● **PROVIDED ENTRIES**:

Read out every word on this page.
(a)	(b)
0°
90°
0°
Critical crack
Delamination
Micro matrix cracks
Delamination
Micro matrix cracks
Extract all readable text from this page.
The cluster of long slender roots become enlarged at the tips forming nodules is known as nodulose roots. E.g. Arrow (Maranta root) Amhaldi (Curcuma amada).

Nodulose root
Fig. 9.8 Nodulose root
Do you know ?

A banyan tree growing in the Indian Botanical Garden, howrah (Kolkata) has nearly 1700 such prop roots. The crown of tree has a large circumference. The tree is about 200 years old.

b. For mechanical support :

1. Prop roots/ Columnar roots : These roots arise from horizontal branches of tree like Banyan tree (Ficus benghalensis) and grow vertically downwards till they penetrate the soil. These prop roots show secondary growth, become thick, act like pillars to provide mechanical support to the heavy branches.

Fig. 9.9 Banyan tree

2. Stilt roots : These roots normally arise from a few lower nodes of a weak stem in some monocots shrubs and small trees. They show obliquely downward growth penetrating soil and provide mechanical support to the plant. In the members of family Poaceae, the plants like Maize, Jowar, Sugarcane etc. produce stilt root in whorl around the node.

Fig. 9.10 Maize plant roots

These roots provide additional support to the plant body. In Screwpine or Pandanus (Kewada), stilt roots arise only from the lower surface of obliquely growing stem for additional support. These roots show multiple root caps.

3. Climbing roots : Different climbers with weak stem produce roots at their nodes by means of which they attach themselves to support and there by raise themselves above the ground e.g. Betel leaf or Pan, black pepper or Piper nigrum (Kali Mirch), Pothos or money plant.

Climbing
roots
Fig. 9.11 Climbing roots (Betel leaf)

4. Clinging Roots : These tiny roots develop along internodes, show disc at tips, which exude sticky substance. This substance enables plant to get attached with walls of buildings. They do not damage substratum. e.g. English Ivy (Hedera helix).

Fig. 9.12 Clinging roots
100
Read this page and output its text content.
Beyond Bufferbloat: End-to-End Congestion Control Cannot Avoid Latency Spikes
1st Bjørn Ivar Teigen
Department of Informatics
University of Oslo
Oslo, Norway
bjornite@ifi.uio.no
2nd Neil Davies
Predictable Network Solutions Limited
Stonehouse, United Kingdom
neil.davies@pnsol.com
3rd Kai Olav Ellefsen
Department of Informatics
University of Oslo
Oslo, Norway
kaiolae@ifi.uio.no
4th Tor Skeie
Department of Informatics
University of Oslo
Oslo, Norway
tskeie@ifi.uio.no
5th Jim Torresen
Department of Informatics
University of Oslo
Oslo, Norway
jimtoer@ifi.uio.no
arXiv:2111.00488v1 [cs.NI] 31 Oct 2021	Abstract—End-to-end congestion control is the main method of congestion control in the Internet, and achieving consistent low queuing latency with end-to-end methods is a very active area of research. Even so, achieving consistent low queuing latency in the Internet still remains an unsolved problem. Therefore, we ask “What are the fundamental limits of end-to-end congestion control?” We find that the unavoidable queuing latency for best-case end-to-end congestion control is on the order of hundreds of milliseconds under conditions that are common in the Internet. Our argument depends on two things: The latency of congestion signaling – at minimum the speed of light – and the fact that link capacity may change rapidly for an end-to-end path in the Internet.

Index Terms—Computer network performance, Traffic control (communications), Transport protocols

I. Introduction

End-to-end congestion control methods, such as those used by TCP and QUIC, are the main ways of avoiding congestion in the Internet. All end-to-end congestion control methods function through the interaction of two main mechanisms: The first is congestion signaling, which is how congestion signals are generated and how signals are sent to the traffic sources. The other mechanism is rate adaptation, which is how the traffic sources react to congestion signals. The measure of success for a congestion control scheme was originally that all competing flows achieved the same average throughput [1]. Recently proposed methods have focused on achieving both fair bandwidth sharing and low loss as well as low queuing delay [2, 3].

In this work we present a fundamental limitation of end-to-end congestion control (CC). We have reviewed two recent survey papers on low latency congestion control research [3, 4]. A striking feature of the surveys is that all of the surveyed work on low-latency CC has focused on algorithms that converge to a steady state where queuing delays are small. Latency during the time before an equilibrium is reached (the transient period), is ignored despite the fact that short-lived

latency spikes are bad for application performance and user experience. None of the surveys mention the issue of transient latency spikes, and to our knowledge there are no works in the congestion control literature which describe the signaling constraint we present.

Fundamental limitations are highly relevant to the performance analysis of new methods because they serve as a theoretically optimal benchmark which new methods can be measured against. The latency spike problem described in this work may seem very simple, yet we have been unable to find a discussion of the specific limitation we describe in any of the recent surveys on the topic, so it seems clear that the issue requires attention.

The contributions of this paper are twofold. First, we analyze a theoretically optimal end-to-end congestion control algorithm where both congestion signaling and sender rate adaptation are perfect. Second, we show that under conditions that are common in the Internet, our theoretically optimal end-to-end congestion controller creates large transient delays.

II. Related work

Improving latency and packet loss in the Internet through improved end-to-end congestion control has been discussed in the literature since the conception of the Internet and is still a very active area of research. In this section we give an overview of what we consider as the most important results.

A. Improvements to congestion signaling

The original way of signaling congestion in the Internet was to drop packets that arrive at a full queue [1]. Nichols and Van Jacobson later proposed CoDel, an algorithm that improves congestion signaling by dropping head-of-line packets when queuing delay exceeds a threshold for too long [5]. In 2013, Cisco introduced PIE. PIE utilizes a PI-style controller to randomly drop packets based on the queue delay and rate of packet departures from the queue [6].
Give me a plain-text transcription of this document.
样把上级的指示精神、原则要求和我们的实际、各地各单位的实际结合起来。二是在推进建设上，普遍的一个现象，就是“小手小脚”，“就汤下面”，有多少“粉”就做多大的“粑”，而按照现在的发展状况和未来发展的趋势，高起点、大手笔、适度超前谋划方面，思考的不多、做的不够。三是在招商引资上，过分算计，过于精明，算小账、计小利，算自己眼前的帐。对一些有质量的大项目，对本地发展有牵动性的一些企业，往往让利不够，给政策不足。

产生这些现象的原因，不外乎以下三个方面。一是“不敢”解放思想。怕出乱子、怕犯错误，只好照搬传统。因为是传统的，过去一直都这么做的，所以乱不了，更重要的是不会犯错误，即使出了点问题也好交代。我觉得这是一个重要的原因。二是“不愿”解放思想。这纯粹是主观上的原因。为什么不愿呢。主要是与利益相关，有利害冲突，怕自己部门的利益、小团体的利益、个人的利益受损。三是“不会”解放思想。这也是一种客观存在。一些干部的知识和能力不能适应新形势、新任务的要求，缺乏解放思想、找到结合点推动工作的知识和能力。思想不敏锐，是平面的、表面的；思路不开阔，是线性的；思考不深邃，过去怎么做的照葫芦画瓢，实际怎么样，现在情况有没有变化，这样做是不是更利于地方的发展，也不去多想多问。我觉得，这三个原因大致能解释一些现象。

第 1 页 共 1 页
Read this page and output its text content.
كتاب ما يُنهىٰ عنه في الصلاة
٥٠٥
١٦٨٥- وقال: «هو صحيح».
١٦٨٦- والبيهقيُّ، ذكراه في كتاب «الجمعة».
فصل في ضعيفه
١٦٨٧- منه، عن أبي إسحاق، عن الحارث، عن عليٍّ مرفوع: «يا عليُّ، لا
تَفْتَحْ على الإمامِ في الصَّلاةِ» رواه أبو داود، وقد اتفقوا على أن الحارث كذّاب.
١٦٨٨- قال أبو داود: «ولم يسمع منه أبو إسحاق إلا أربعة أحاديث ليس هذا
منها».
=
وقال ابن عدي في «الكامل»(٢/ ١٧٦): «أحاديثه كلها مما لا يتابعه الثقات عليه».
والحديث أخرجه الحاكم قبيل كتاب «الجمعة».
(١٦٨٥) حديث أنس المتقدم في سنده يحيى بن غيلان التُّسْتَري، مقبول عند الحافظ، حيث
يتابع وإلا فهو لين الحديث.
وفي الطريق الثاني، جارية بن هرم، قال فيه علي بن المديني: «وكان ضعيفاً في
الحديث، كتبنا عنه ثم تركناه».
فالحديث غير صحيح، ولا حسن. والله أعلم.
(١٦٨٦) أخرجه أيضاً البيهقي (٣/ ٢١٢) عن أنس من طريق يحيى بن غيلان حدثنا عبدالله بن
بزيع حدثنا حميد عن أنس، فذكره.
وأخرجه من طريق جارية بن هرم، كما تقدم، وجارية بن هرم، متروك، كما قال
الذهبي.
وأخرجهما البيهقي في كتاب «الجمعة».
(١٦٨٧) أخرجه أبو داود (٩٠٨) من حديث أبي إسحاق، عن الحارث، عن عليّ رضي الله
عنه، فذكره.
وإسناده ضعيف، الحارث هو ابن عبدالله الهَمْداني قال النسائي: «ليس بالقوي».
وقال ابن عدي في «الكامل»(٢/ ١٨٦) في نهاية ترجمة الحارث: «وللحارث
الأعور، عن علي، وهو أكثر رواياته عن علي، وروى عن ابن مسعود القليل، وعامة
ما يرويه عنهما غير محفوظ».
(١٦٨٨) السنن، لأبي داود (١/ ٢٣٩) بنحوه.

● **SHORT EXERCISE**: Copy down every line of the material above that includes the string "غيلان".

● **RESPONSE TO THE TASK**:
(١٦٨٥) حديث أنس المتقدم في سنده يحيى بن غيلان التُّسْتَري، مقبول عند الحافظ، حيث
(١٦٨٦) أخرجه أيضاً البيهقي (٣/ ٢١٢) عن أنس من طريق يحيى بن غيلان حدثنا عبدالله بن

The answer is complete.